WHAT YOU HAVE TO DO: Restate the records below word for word.

PROVIDED MATERIAL:
▬▬▬▬▬▬▬▬▬▬
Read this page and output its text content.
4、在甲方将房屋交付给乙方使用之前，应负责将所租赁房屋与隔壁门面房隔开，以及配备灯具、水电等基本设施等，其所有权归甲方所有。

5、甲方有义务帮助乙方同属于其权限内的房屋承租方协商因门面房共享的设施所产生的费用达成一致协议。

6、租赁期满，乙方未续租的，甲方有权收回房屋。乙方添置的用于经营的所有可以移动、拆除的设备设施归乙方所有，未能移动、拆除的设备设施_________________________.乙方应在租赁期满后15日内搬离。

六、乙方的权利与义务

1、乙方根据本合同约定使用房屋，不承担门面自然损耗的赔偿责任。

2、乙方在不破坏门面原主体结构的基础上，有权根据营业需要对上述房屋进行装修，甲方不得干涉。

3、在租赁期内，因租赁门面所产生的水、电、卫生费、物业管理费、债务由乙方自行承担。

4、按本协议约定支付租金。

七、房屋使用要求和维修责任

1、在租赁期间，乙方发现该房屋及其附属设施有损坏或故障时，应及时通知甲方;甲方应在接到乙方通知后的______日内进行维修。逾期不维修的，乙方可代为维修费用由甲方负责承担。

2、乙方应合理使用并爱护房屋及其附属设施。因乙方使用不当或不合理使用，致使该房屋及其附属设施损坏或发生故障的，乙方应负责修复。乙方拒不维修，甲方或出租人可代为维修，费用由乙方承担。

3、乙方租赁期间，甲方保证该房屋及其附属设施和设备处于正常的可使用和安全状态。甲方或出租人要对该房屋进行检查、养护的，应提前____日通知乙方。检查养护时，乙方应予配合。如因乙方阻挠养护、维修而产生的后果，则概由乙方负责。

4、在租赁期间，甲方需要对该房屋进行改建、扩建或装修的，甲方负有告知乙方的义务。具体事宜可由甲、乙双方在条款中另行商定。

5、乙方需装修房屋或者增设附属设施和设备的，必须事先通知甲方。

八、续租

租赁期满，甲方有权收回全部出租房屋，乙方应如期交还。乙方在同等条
▬▬▬▬▬▬▬▬▬▬
EXERCISE SOLUTION:
Read this page and output its text content.
4、在甲方将房屋交付给乙方使用之前，应负责将所租赁房屋与隔壁门面房隔开，以及配备灯具、水电等基本设施等，其所有权归甲方所有。

5、甲方有义务帮助乙方同属于其权限内的房屋承租方协商因门面房共享的设施所产生的费用达成一致协议。

6、租赁期满，乙方未续租的，甲方有权收回房屋。乙方添置的用于经营的所有可以移动、拆除的设备设施归乙方所有，未能移动、拆除的设备设施_________________________.乙方应在租赁期满后15日内搬离。

六、乙方的权利与义务

1、乙方根据本合同约定使用房屋，不承担门面自然损耗的赔偿责任。

2、乙方在不破坏门面原主体结构的基础上，有权根据营业需要对上述房屋进行装修，甲方不得干涉。

3、在租赁期内，因租赁门面所产生的水、电、卫生费、物业管理费、债务由乙方自行承担。

4、按本协议约定支付租金。

七、房屋使用要求和维修责任

1、在租赁期间，乙方发现该房屋及其附属设施有损坏或故障时，应及时通知甲方;甲方应在接到乙方通知后的______日内进行维修。逾期不维修的，乙方可代为维修费用由甲方负责承担。

2、乙方应合理使用并爱护房屋及其附属设施。因乙方使用不当或不合理使用，致使该房屋及其附属设施损坏或发生故障的，乙方应负责修复。乙方拒不维修，甲方或出租人可代为维修，费用由乙方承担。

3、乙方租赁期间，甲方保证该房屋及其附属设施和设备处于正常的可使用和安全状态。甲方或出租人要对该房屋进行检查、养护的，应提前____日通知乙方。检查养护时，乙方应予配合。如因乙方阻挠养护、维修而产生的后果，则概由乙方负责。

4、在租赁期间，甲方需要对该房屋进行改建、扩建或装修的，甲方负有告知乙方的义务。具体事宜可由甲、乙双方在条款中另行商定。

5、乙方需装修房屋或者增设附属设施和设备的，必须事先通知甲方。

八、续租

租赁期满，甲方有权收回全部出租房屋，乙方应如期交还。乙方在同等条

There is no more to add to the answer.